• _WHAT THE TASK REQUIRES_
Reproduce all the lines below exactly and omit the images.

• _GIVEN RECORDS_
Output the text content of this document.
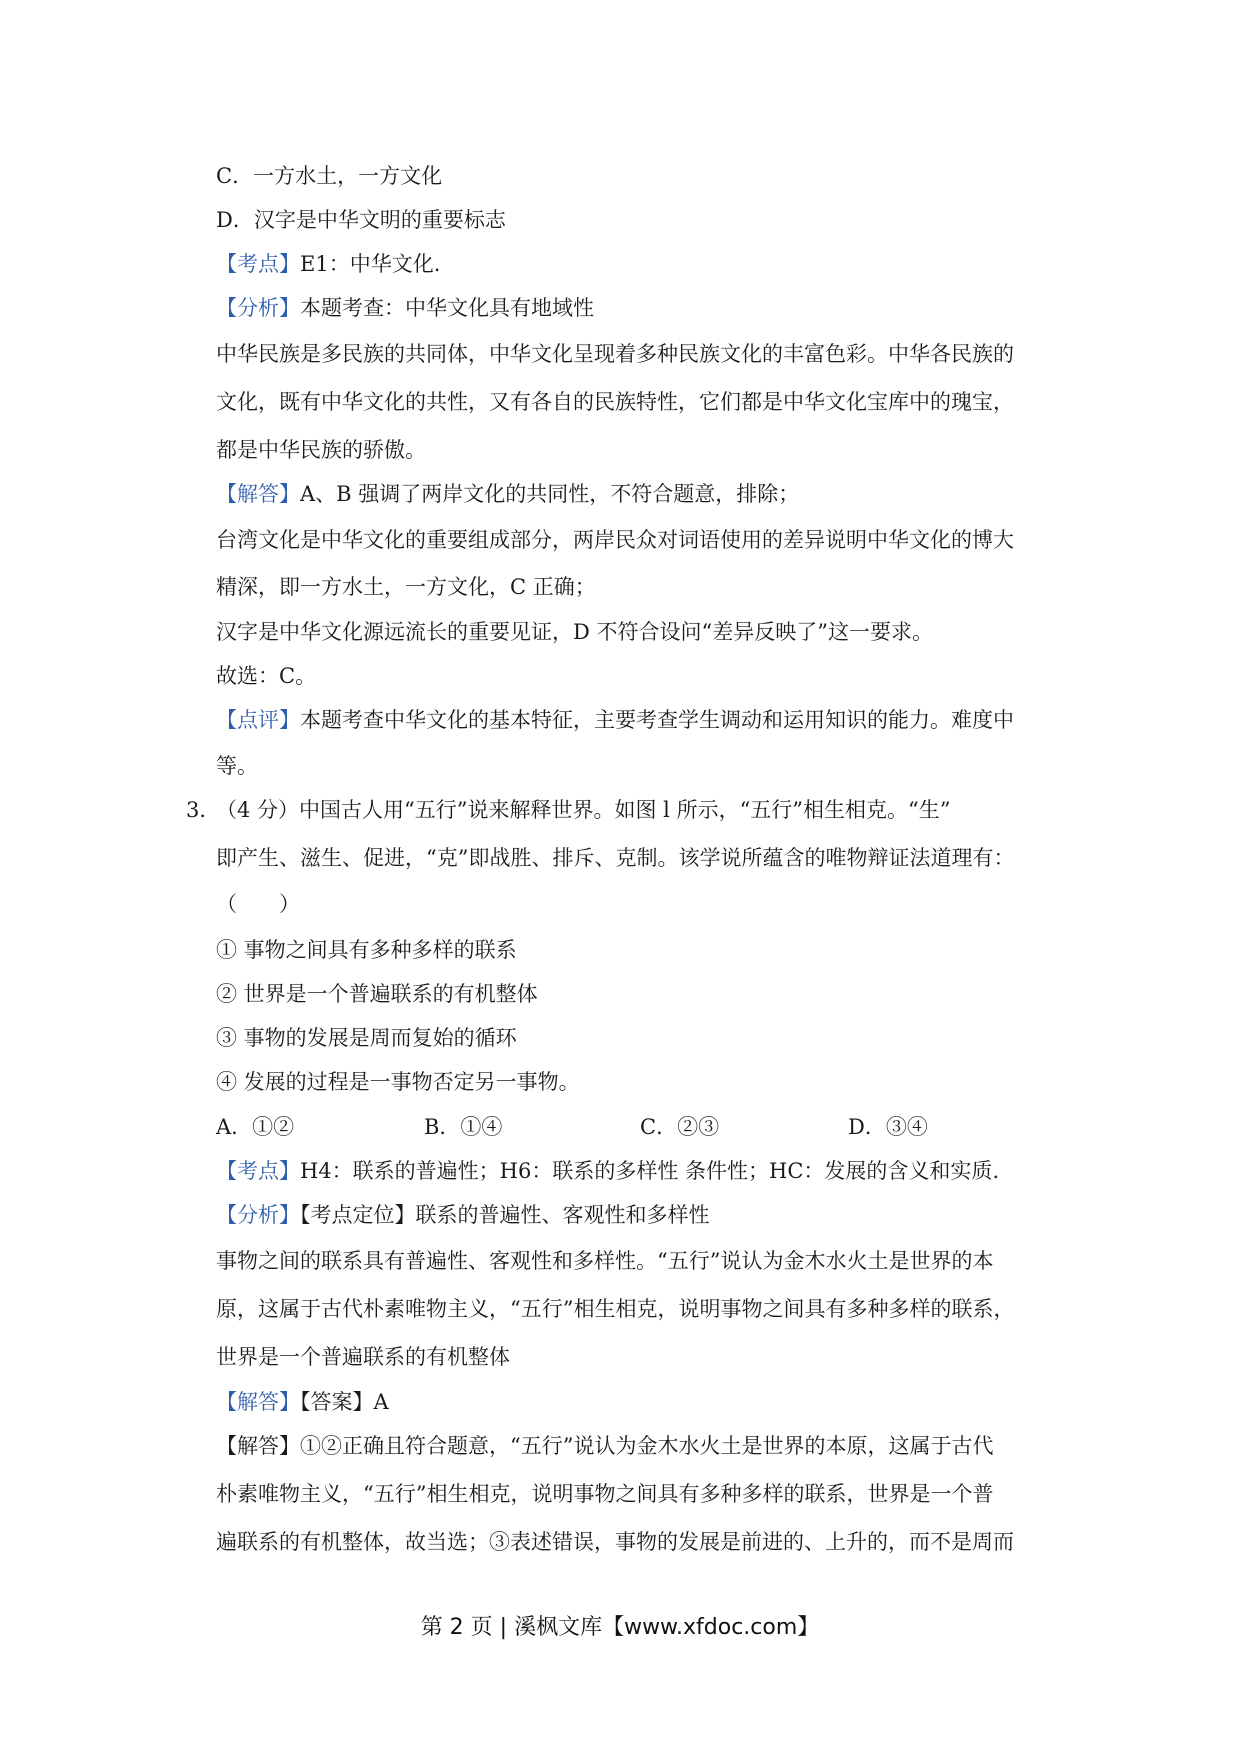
C．一方水土，一方文化
D．汉字是中华文明的重要标志
【考点】E1：中华文化.
【分析】本题考查：中华文化具有地域性
中华民族是多民族的共同体，中华文化呈现着多种民族文化的丰富色彩。中华各民族的
文化，既有中华文化的共性，又有各自的民族特性，它们都是中华文化宝库中的瑰宝，
都是中华民族的骄傲。
【解答】A、B 强调了两岸文化的共同性，不符合题意，排除；
台湾文化是中华文化的重要组成部分，两岸民众对词语使用的差异说明中华文化的博大
精深，即一方水土，一方文化，C 正确；
汉字是中华文化源远流长的重要见证，D 不符合设问“差异反映了”这一要求。
故选：C。
【点评】本题考查中华文化的基本特征，主要考查学生调动和运用知识的能力。难度中
等。
3．
（4 分）中国古人用“五行”说来解释世界。如图 l 所示，“五行”相生相克。“生”
即产生、滋生、促进，“克”即战胜、排斥、克制。该学说所蕴含的唯物辩证法道理有：
（　　）
① 事物之间具有多种多样的联系
② 世界是一个普遍联系的有机整体
③ 事物的发展是周而复始的循环
④ 发展的过程是一事物否定另一事物。
A．①②	B．①④	C．②③	D．③④
【考点】H4：联系的普遍性；H6：联系的多样性 条件性；HC：发展的含义和实质.
【分析】【考点定位】联系的普遍性、客观性和多样性
事物之间的联系具有普遍性、客观性和多样性。“五行”说认为金木水火土是世界的本
原，这属于古代朴素唯物主义，“五行”相生相克，说明事物之间具有多种多样的联系，
世界是一个普遍联系的有机整体
【解答】【答案】A
【解答】①②正确且符合题意，“五行”说认为金木水火土是世界的本原，这属于古代
朴素唯物主义，“五行”相生相克，说明事物之间具有多种多样的联系，世界是一个普
遍联系的有机整体，故当选；③表述错误，事物的发展是前进的、上升的，而不是周而
第 2 页 | 溪枫文库【www.xfdoc.com】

• _RESULT_
Output the text content of this document.
C．一方水土，一方文化
D．汉字是中华文明的重要标志
【考点】E1：中华文化.
【分析】本题考查：中华文化具有地域性
中华民族是多民族的共同体，中华文化呈现着多种民族文化的丰富色彩。中华各民族的
文化，既有中华文化的共性，又有各自的民族特性，它们都是中华文化宝库中的瑰宝，
都是中华民族的骄傲。
【解答】A、B 强调了两岸文化的共同性，不符合题意，排除；
台湾文化是中华文化的重要组成部分，两岸民众对词语使用的差异说明中华文化的博大
精深，即一方水土，一方文化，C 正确；
汉字是中华文化源远流长的重要见证，D 不符合设问“差异反映了”这一要求。
故选：C。
【点评】本题考查中华文化的基本特征，主要考查学生调动和运用知识的能力。难度中
等。
3．
（4 分）中国古人用“五行”说来解释世界。如图 l 所示，“五行”相生相克。“生”
即产生、滋生、促进，“克”即战胜、排斥、克制。该学说所蕴含的唯物辩证法道理有：
（　　）
① 事物之间具有多种多样的联系
② 世界是一个普遍联系的有机整体
③ 事物的发展是周而复始的循环
④ 发展的过程是一事物否定另一事物。
A．①②	B．①④	C．②③	D．③④
【考点】H4：联系的普遍性；H6：联系的多样性 条件性；HC：发展的含义和实质.
【分析】【考点定位】联系的普遍性、客观性和多样性
事物之间的联系具有普遍性、客观性和多样性。“五行”说认为金木水火土是世界的本
原，这属于古代朴素唯物主义，“五行”相生相克，说明事物之间具有多种多样的联系，
世界是一个普遍联系的有机整体
【解答】【答案】A
【解答】①②正确且符合题意，“五行”说认为金木水火土是世界的本原，这属于古代
朴素唯物主义，“五行”相生相克，说明事物之间具有多种多样的联系，世界是一个普
遍联系的有机整体，故当选；③表述错误，事物的发展是前进的、上升的，而不是周而
第 2 页 | 溪枫文库【www.xfdoc.com】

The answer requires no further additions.